::: Excerpted passage

# solar storm and off grid safety



## steff bugielski (Nov 10, 2003)

The other thread got me thinking. We have solar power so if there were to be a solar storm they say it will knock out the power grid. What can one do to insure that the solar panels and equipment powering their house are safe from it.


----------



## byexample (Aug 28, 2009)

As I understand it, there are many different types of solar storms. Only the worst of those would likely have any effect on small off-grid systems on the ground.

For ground-based systems it's the magnetic component of the storm that has the potential of creating problems / damage. The rapid and large flux in the magnetic field of the Earth could, in theory, induce currents on unshielded wires. It's this induced current that could cause problems by over-loading circuits, transformers, wires, electronic components, etc..

And what makes the grid so much more susceptible to solar storms / flares is there's miles and miles of big wires criss-crossing the Earth. Big magnetic change induces currents on lots of wires and that then could over-load the various transformers needed to make the grid work. Overloaded transformers blow out / up and no power until they are replaced.

I would expect that a solar / magnetic storm would have to be monstrous to have any permanent damaging effects on a small off-grid system. The only way I know that one could theoretically protect their system is to keep one's electronics in a Faraday cage -- a means of creating a grounded / shielded environment. But there are lots of considerations and difficulties in creating a truly shielded environment. And you'd have no practical way of testing it (that I can think of at the moment).

It's an interesting question. Chances are we'll get to know for sure one of these days. Our Sun is coming up on another one of it's active cycles due to begin sometime in 2011. 

If you want to know more about solar storms you should check out NOAA's space weather prediction center at http://www.swpc.noaa.gov/index.html. Lots of great information on types of storms and effects / damage that can be expected. They also have a space weather alerts via email service that you can subscribe to.

Be well!


----------



## TnAndy (Sep 15, 2005)

I think a Carrington type event will not only take out the grid, but likely damage off grid power systems as well.

http://a-place-to-stand.blogspot.com/2009/03/september-1859-carrington-event.htmld

Carrington events are supposed to be 1/500 years things.....but I think back to 1977 when we had a 100 year flood in our area.....twice within months of each other.....

::::::

(Challenge)
Carry the forum thread on solar storms and off-grid power systems forward from its last line.

::: Recorded data

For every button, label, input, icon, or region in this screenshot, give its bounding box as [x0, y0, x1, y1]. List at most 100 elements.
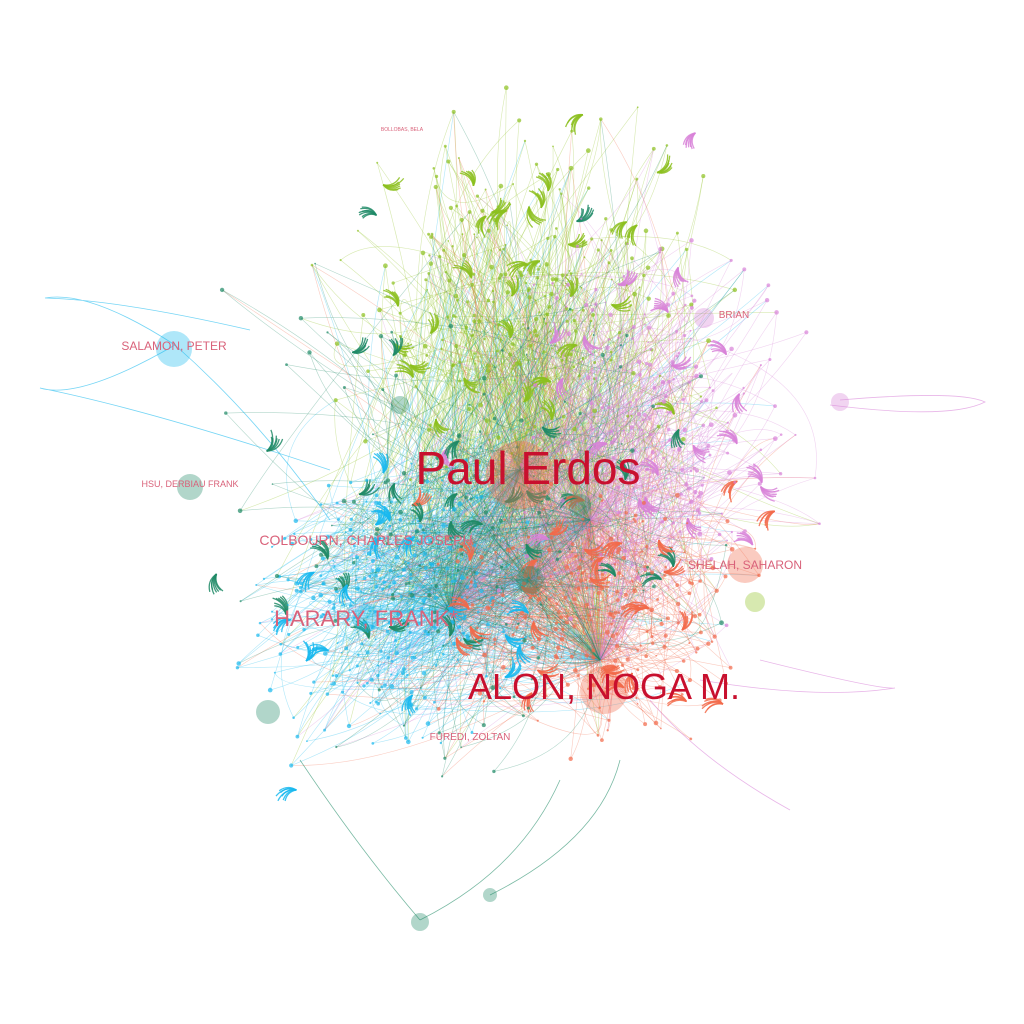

::::::

(Answer to this exercise)
----------



## byexample (Aug 28, 2009)

Interesting article... thanks for sharing the link.


----------



## Jim-mi (May 15, 2002)

You should make sure that all your PV panels are 'Properly' fused.
We will hope that "voltage/currant spikes" will wipe out the fuses and not the controller(s).
If I were lucky enough to have any kind of warning I would disconnect some of the system.

When a really nasty lightning storm is approaching I pull the phone line and throw some breakers.
Once or twice I have even shut the inverter down.

I put the shunt on the wind turbines . . .and hope to hell that a BIG spike doesn't jump across 'equipment'...........

---If an electrical device---- is not energized, it has a greater chance at surviving a very nasty impulse from Ma Nature.


----------



## adamtheha (Mar 14, 2007)

I'm not as concerned about a natural event as I am about the man-made EMP possible from one single nuke popped off about 200 miles above Kansas. Then you would need to shield everything! At some point, I plan on having some spare off grid stuff stored in a Faraday cage, which I hope to make out of a grounded shipping container. I think a C-can would need a bit more than just the 1/4 inch steel to protect most stuff, but it's a start anyway.
I don't think the natural sun produced EMP would blow your home system, it's the really big transformers that are at risk. Still, the end result would be lost grid power, and unqualified chaos around the country, at least for many months! 
Home power systems are more vulnerable to lightning/wind/tornadoes IMO. That's what I'm going to prepare for.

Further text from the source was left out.